======== SUPPLIED DATA ========
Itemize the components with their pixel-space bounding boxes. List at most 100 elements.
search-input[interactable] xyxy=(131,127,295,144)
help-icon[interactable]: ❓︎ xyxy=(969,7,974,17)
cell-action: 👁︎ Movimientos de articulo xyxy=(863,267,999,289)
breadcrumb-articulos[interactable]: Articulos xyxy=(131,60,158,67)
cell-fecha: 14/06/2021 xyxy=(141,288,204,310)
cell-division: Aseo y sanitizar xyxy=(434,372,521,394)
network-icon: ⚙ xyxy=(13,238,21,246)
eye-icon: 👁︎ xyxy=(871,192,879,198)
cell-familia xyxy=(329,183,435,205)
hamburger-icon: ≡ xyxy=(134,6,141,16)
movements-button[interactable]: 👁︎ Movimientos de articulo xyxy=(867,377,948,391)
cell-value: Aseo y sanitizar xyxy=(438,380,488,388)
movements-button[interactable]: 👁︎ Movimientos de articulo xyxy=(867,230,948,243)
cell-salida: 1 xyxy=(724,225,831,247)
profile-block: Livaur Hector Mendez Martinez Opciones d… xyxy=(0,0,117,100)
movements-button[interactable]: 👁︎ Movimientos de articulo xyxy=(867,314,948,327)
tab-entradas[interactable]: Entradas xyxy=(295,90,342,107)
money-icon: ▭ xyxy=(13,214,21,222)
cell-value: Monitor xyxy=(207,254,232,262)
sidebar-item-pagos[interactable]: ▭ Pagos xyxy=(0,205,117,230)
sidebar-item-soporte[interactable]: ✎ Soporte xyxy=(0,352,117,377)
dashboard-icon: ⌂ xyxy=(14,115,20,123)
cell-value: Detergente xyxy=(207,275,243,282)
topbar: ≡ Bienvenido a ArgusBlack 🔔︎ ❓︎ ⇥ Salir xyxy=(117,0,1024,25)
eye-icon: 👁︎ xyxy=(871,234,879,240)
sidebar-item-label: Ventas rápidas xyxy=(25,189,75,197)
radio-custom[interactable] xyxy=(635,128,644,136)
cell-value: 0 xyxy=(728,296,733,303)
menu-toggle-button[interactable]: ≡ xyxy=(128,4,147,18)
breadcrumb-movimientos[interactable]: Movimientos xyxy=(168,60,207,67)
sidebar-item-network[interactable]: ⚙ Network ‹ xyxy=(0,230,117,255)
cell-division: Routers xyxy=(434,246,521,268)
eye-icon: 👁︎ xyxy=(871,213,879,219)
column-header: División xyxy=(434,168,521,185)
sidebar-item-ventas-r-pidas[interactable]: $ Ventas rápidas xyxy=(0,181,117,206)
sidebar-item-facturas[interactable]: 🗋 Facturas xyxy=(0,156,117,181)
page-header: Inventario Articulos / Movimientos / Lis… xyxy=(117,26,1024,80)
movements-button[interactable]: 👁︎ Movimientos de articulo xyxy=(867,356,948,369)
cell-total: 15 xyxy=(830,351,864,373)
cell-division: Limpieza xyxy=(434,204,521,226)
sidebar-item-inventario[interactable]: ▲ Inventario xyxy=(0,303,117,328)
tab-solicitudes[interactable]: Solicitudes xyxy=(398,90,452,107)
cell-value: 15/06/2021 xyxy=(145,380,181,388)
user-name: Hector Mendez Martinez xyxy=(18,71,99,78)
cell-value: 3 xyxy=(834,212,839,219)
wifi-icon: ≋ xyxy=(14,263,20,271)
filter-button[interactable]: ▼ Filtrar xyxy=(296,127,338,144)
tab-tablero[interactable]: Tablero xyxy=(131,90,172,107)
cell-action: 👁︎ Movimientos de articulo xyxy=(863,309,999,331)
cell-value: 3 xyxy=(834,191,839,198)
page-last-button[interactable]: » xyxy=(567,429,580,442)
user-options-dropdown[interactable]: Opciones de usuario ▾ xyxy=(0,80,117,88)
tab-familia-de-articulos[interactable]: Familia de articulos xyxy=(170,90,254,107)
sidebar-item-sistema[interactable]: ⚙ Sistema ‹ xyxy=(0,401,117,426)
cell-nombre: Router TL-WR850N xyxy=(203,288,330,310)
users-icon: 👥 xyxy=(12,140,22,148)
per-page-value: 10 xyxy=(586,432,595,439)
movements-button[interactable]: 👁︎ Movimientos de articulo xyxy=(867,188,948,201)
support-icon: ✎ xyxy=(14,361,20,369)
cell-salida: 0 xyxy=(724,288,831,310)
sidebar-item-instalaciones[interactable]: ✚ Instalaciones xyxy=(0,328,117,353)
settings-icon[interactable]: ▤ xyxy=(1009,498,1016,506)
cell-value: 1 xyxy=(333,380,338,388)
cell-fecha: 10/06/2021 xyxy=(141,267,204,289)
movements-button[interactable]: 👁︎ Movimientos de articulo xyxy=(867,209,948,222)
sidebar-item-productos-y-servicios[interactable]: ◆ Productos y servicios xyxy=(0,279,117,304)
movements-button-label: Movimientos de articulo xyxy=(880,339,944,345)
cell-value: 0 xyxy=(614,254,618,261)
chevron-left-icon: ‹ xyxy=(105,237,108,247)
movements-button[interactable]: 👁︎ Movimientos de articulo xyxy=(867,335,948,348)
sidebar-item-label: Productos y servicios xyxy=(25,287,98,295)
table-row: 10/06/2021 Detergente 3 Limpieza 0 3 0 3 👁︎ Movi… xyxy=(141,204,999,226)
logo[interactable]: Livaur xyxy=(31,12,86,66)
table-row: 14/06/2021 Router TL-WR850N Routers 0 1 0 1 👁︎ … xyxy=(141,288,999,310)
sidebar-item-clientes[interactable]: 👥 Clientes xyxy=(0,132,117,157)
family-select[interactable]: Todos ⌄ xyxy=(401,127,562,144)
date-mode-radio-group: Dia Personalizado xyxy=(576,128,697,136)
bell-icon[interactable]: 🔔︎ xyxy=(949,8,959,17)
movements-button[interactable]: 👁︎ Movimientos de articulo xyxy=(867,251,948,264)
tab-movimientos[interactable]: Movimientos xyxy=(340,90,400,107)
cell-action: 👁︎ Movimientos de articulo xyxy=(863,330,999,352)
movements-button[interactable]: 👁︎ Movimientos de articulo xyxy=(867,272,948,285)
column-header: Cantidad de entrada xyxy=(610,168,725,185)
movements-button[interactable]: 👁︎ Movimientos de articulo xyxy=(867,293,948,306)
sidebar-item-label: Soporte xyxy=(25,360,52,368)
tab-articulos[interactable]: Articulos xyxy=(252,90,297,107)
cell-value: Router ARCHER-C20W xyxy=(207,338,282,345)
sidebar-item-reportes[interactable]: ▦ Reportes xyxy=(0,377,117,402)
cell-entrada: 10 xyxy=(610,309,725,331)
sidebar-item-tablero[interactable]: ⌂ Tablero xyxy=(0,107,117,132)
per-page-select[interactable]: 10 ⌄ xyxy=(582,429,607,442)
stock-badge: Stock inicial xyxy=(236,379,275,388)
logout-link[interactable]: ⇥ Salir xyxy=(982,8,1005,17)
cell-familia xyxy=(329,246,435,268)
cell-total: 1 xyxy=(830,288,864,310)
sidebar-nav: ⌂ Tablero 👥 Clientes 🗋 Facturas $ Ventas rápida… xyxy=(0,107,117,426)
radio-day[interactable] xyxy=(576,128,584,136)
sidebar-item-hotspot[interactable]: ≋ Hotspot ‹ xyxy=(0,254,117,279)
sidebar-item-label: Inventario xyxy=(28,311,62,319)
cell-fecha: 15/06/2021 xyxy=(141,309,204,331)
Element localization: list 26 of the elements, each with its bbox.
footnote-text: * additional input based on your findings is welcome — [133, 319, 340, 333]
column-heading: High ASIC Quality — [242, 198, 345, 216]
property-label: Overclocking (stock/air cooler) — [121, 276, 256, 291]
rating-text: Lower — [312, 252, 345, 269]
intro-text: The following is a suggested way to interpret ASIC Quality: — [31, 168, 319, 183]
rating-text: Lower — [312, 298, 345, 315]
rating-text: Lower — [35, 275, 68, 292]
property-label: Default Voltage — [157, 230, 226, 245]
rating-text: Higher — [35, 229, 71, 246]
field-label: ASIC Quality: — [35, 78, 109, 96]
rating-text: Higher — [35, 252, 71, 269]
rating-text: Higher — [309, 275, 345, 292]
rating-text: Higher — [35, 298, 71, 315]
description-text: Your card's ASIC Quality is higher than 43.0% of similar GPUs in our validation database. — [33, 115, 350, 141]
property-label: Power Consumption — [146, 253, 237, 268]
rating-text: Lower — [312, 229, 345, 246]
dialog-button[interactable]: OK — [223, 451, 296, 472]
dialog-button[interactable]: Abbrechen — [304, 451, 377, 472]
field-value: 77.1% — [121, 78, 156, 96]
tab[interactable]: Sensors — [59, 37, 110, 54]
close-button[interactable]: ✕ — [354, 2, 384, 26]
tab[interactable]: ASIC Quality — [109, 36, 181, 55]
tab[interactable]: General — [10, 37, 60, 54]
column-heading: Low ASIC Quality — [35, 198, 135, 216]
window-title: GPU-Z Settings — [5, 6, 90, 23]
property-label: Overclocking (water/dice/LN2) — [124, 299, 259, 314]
========
**EXERCISE TASK**
Turn everything from the start of the records down to the line containing "profile-block: Livaur Hector" into a Markdown table with the columns Row and Line, one numbered row per line, leaving out blank lines.

**WRITTEN RESPONSE**
| Row | Line |
|---|---|
| 1 | Itemize the components with their pixel-space bounding boxes. List at most 100 elements. |
| 2 | search-input[interactable] xyxy=(131,127,295,144) |
| 3 | help-icon[interactable]: ❓︎ xyxy=(969,7,974,17) |
| 4 | cell-action: 👁︎ Movimientos de articulo xyxy=(863,267,999,289) |
| 5 | breadcrumb-articulos[interactable]: Articulos xyxy=(131,60,158,67) |
| 6 | cell-fecha: 14/06/2021 xyxy=(141,288,204,310) |
| 7 | cell-division: Aseo y sanitizar xyxy=(434,372,521,394) |
| 8 | network-icon: ⚙ xyxy=(13,238,21,246) |
| 9 | eye-icon: 👁︎ xyxy=(871,192,879,198) |
| 10 | cell-familia xyxy=(329,183,435,205) |
| 11 | hamburger-icon: ≡ xyxy=(134,6,141,16) |
| 12 | movements-button[interactable]: 👁︎ Movimientos de articulo xyxy=(867,377,948,391) |
| 13 | cell-value: Aseo y sanitizar xyxy=(438,380,488,388) |
| 14 | movements-button[interactable]: 👁︎ Movimientos de articulo xyxy=(867,230,948,243) |
| 15 | cell-salida: 1 xyxy=(724,225,831,247) |
| 16 | profile-block: Livaur Hector Mendez Martinez Opciones d… xyxy=(0,0,117,100) |